§ **GIVEN INSTRUCTION**
Find each line in the following listing that has the string "accent", then state the count and nothing else.

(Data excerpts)
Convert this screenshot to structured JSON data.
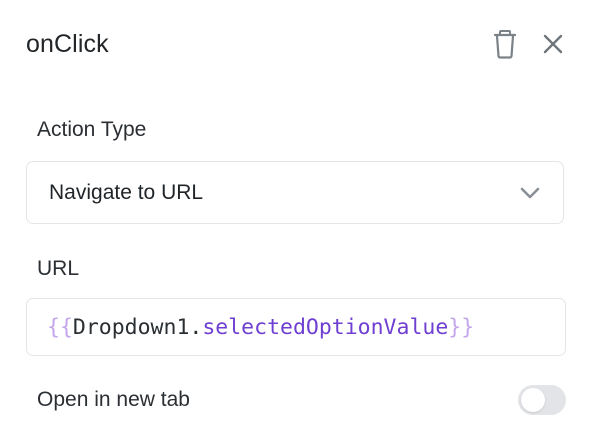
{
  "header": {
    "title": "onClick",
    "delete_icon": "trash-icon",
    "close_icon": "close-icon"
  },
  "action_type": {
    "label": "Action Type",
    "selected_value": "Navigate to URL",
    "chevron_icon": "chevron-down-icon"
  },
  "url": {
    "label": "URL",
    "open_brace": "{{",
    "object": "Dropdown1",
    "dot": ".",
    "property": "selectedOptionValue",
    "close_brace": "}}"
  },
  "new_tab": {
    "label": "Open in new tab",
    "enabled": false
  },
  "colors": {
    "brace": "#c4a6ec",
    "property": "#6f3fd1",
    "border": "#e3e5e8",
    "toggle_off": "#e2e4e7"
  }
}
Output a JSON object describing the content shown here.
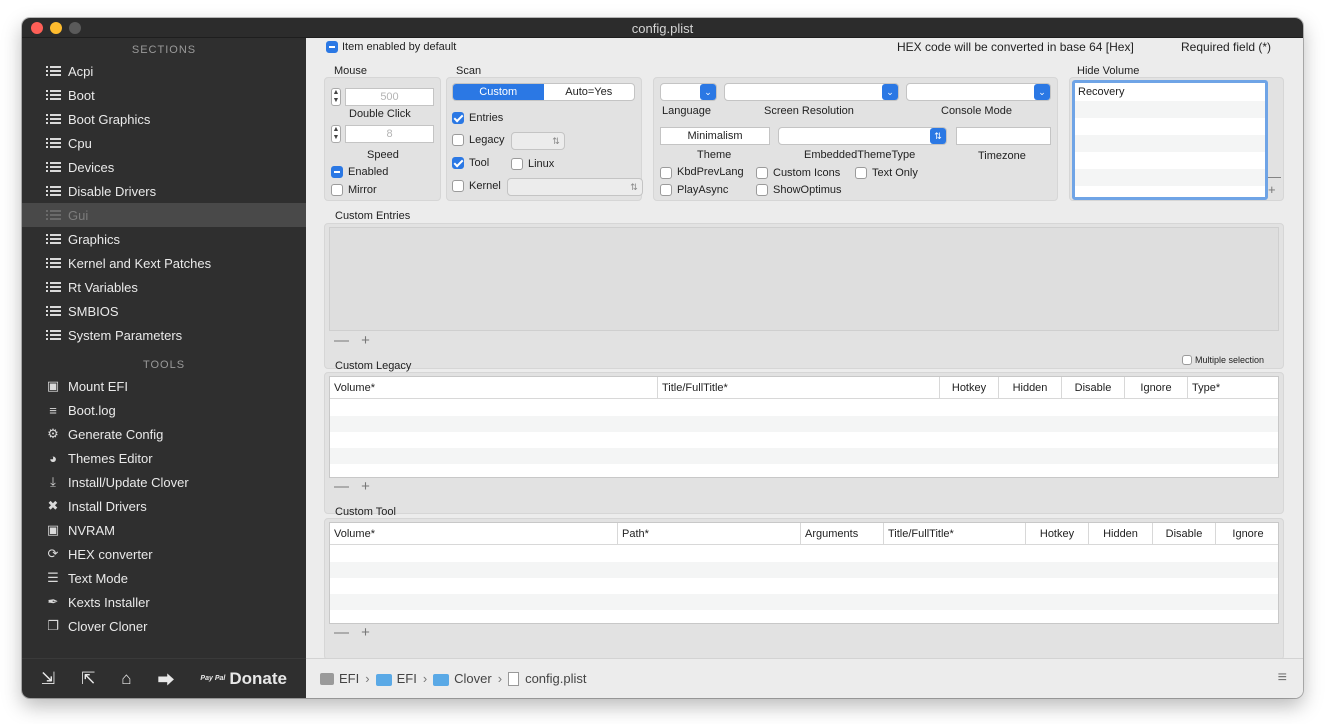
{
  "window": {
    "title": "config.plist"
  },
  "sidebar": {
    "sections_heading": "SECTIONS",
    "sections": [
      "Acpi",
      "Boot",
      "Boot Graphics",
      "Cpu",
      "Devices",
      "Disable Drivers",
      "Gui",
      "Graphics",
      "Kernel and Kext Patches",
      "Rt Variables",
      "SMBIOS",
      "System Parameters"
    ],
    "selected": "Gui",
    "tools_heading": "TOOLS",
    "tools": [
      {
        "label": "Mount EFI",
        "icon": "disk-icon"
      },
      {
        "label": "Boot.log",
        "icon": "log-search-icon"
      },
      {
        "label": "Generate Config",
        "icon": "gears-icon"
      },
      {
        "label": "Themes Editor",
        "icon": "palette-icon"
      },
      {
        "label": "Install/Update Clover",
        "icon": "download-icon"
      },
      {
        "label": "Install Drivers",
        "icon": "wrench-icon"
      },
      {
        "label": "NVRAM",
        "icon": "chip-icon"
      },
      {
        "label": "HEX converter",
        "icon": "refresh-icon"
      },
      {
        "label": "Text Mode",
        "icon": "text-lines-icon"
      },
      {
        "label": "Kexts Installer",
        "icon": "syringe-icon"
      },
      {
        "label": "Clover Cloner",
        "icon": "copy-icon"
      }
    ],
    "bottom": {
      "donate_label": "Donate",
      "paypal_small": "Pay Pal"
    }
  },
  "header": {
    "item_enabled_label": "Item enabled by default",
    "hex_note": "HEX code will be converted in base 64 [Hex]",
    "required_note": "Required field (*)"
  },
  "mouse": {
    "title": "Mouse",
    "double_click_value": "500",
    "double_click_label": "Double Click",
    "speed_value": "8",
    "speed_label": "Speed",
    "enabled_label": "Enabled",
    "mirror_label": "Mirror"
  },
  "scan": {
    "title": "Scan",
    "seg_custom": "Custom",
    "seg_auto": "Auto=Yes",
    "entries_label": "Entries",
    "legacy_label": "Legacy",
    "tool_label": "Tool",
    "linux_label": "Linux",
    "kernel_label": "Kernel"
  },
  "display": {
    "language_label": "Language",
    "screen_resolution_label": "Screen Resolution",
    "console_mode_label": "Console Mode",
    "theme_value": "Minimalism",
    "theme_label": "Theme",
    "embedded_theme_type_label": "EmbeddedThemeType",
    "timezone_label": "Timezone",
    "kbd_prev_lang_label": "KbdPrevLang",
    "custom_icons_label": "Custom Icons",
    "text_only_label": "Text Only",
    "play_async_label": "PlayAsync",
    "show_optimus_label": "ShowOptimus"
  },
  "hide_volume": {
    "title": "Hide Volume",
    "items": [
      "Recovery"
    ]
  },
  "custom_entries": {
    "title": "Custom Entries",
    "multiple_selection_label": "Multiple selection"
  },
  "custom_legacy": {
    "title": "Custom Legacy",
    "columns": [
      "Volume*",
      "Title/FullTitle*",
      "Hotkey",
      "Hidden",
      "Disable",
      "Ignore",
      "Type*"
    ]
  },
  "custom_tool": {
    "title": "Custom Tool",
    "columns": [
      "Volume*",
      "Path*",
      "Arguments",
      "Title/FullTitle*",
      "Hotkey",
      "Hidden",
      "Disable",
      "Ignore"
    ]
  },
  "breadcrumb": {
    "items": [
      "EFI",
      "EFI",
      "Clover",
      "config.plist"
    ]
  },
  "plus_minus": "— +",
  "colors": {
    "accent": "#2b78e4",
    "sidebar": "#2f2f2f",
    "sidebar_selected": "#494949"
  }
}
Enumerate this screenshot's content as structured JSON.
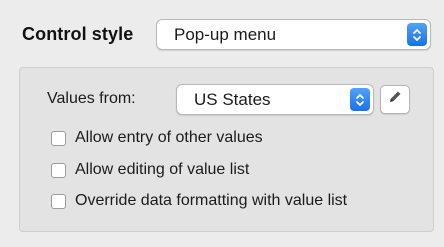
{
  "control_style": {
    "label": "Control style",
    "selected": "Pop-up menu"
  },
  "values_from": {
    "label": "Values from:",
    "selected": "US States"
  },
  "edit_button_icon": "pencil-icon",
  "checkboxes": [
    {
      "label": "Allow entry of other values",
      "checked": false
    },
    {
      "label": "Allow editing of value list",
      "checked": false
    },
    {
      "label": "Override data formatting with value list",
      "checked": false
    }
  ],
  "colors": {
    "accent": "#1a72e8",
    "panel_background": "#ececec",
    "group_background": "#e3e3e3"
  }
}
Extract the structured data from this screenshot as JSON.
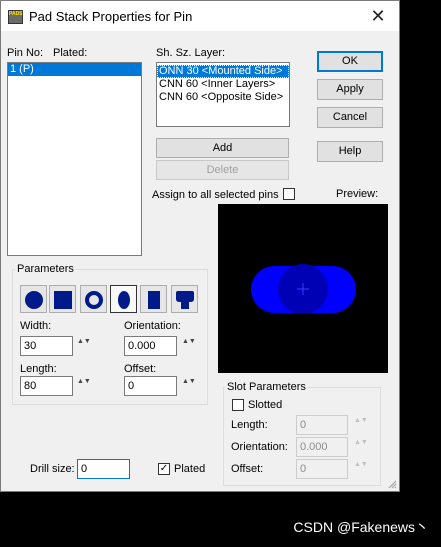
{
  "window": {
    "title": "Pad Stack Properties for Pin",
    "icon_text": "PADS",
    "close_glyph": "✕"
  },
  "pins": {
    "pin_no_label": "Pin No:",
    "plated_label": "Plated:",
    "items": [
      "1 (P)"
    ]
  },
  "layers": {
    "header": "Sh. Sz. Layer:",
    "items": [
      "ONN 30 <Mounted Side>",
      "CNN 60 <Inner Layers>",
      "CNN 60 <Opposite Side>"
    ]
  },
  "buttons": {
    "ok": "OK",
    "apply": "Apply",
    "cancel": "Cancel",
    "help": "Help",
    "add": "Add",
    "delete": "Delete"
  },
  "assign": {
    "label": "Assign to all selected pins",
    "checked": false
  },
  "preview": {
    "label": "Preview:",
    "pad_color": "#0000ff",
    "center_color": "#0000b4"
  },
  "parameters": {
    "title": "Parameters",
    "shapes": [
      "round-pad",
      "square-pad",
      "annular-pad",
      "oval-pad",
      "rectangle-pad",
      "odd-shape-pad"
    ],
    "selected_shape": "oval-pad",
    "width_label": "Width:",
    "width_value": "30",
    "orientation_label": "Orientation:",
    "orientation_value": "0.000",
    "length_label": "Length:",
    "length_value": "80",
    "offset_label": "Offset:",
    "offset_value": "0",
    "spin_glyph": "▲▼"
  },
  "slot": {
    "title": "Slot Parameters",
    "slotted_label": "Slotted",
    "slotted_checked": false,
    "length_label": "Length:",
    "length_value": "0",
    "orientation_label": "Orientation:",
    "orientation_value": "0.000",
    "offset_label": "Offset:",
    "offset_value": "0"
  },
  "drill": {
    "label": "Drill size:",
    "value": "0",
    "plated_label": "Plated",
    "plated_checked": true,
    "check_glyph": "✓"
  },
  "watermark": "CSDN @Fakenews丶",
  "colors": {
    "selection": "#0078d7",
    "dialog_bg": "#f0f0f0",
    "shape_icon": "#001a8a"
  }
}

* * *

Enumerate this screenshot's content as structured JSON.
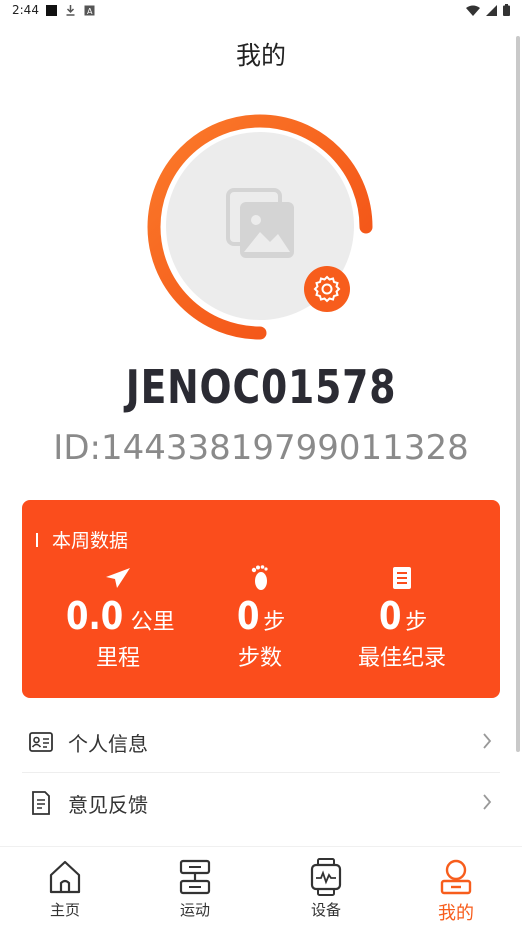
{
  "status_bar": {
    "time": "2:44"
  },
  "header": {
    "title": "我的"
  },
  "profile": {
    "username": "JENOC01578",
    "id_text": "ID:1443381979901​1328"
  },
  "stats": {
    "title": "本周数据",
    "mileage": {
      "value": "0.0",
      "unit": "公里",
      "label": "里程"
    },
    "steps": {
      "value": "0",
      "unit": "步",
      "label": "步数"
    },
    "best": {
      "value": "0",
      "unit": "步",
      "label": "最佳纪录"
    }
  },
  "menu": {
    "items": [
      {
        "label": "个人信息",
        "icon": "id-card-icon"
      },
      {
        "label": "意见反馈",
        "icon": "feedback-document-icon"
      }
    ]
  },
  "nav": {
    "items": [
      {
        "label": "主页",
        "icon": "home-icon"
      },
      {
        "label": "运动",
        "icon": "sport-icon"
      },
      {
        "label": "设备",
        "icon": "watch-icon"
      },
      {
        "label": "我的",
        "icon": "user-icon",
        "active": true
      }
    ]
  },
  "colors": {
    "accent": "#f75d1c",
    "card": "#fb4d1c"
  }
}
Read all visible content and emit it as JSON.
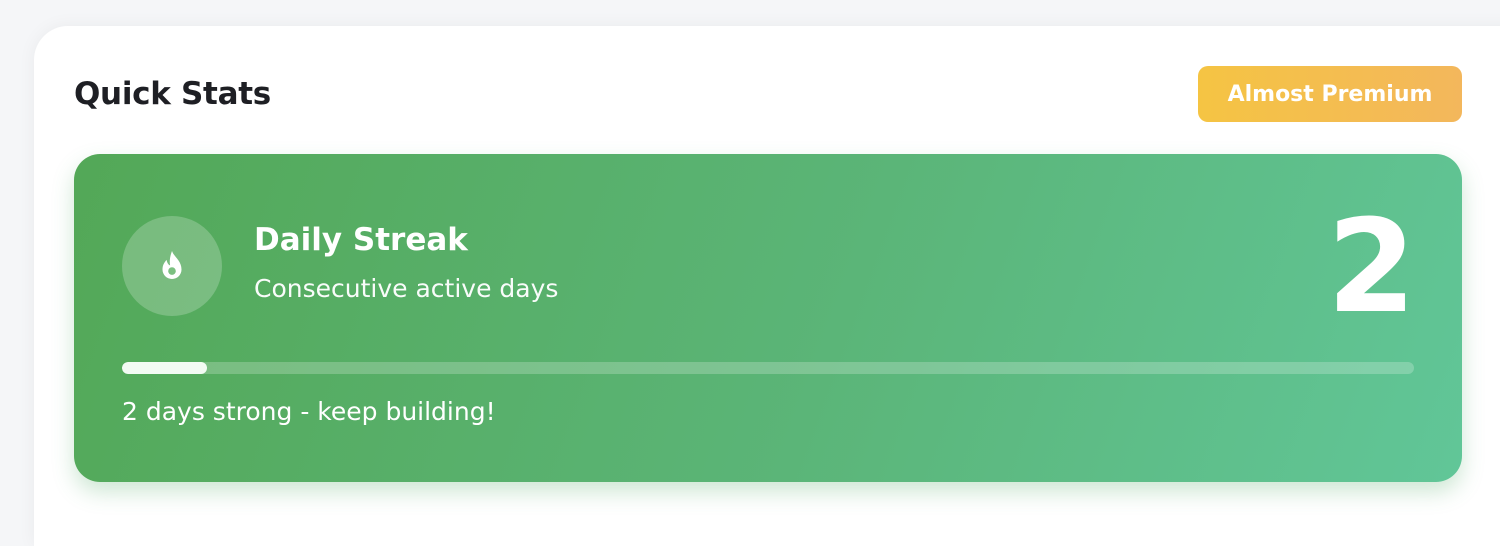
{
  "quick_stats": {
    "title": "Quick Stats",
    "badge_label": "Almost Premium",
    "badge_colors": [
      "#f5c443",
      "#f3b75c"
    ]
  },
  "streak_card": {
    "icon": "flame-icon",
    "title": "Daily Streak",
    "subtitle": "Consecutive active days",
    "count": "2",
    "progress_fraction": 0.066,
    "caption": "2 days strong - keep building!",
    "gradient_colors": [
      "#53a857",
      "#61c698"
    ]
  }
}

* * *

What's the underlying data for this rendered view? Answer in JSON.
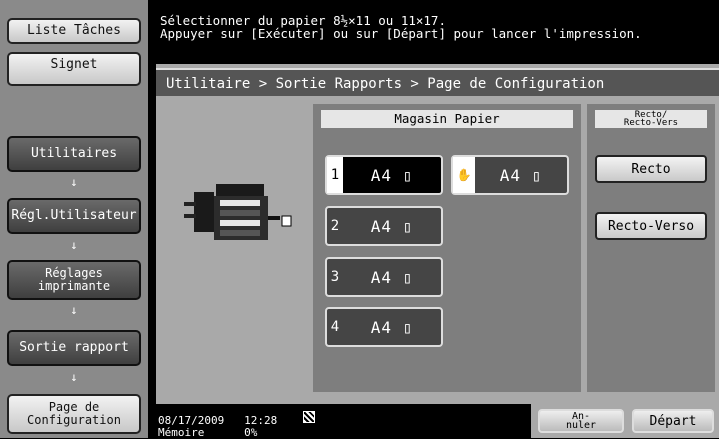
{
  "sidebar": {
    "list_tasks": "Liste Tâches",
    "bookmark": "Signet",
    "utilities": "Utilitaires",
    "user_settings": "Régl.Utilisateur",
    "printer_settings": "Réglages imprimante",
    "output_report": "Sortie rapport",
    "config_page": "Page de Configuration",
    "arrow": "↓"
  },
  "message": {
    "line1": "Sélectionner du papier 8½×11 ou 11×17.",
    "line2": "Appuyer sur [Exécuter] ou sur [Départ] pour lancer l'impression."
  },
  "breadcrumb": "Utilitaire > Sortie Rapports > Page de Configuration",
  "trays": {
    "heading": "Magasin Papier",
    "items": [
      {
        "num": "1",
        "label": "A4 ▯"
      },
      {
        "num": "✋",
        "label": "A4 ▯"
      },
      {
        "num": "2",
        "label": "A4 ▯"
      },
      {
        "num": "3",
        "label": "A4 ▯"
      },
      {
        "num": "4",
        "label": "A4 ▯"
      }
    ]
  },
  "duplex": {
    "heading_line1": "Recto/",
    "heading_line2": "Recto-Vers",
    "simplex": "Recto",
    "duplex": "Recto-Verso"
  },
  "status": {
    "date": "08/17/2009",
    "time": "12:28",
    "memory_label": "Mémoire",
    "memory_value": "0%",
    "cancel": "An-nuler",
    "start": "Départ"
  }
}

§ **ANSWER TO THIS TASK**
3